→ **What you should do**
Extract all lines that hold "desorber" from the records below.

════════════════

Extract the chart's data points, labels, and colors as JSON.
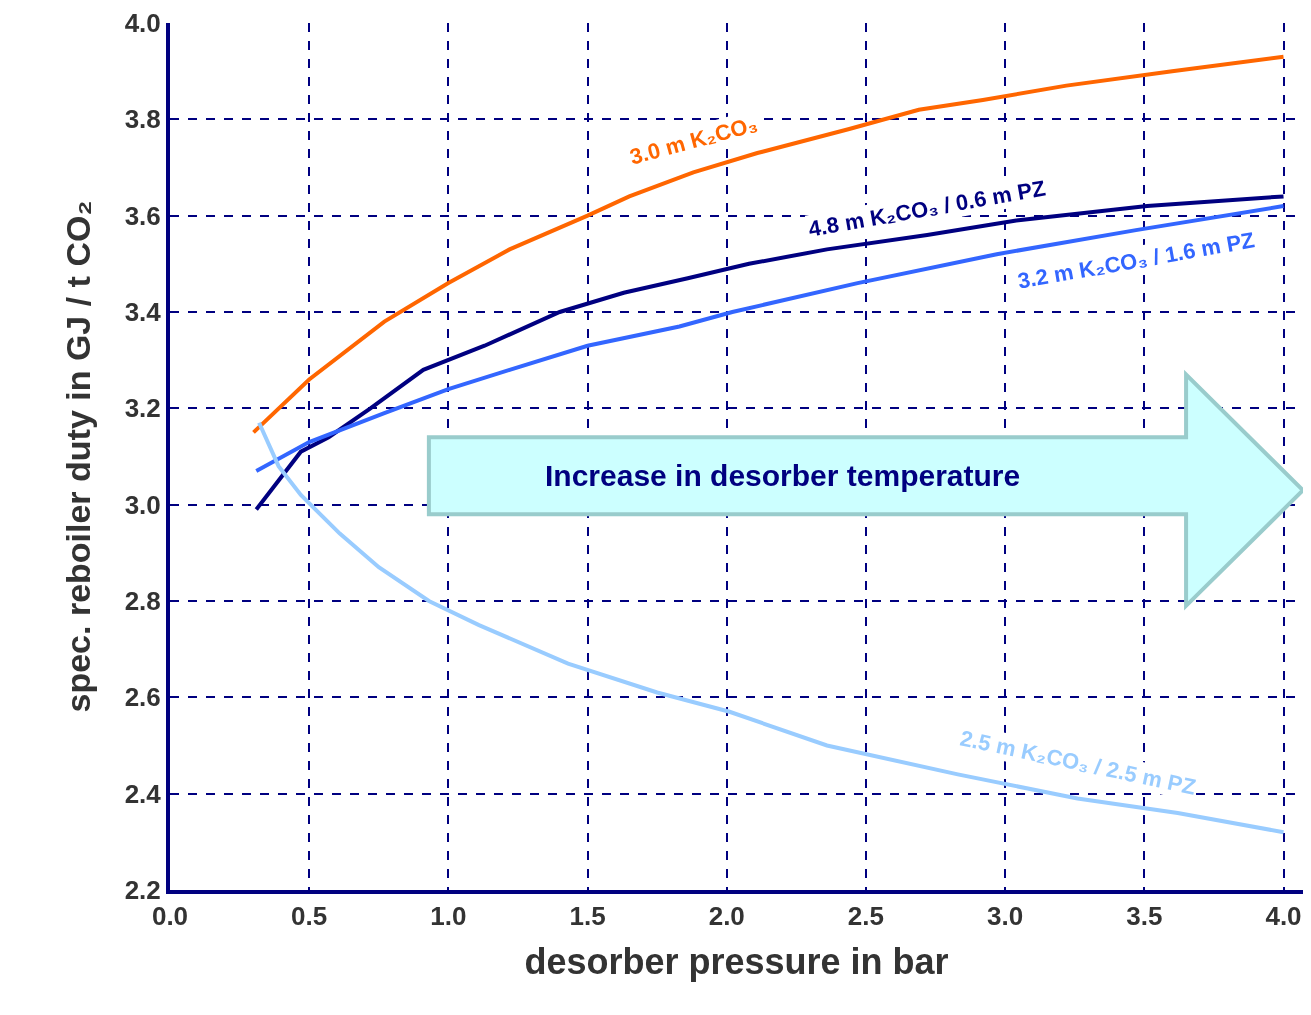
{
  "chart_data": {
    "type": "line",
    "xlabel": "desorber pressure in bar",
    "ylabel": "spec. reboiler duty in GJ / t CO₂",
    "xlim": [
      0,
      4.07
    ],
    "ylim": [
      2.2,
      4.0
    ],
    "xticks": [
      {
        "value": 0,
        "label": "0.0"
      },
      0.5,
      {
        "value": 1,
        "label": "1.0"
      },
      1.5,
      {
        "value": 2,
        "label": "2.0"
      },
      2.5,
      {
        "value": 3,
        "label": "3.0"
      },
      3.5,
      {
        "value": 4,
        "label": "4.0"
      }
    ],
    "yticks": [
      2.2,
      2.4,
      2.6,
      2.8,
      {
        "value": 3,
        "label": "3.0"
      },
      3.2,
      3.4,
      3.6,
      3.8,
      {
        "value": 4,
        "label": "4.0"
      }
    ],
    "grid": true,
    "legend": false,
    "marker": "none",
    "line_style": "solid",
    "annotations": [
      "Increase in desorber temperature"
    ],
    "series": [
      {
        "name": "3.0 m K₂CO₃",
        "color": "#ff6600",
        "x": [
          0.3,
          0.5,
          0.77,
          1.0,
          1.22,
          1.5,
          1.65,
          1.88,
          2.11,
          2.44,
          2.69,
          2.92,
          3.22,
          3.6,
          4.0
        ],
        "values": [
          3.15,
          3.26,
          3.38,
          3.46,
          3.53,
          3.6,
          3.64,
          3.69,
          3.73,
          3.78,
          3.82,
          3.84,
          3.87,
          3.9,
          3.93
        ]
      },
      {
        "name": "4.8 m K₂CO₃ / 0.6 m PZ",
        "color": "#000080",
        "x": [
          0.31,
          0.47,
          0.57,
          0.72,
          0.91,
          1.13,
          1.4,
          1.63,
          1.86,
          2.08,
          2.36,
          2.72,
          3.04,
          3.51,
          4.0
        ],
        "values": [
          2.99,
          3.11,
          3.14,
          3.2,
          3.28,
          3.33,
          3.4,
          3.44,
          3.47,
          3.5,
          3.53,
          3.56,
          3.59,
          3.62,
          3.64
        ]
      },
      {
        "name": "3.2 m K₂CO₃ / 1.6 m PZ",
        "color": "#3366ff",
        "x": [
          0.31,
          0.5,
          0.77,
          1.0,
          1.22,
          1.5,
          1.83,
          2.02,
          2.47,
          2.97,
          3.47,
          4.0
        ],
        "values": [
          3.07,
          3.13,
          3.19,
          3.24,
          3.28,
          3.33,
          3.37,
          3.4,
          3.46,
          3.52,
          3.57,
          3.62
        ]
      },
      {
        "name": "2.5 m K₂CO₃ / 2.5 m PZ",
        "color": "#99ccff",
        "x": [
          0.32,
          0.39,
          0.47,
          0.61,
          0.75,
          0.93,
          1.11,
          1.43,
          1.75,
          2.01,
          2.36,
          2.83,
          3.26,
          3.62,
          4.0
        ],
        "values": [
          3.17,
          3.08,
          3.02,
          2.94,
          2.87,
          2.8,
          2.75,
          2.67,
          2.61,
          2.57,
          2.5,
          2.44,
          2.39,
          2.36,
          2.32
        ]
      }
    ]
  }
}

════════════════

→ **Solution to this task**
    "xlabel": "desorber pressure in bar",
      "Increase in desorber temperature"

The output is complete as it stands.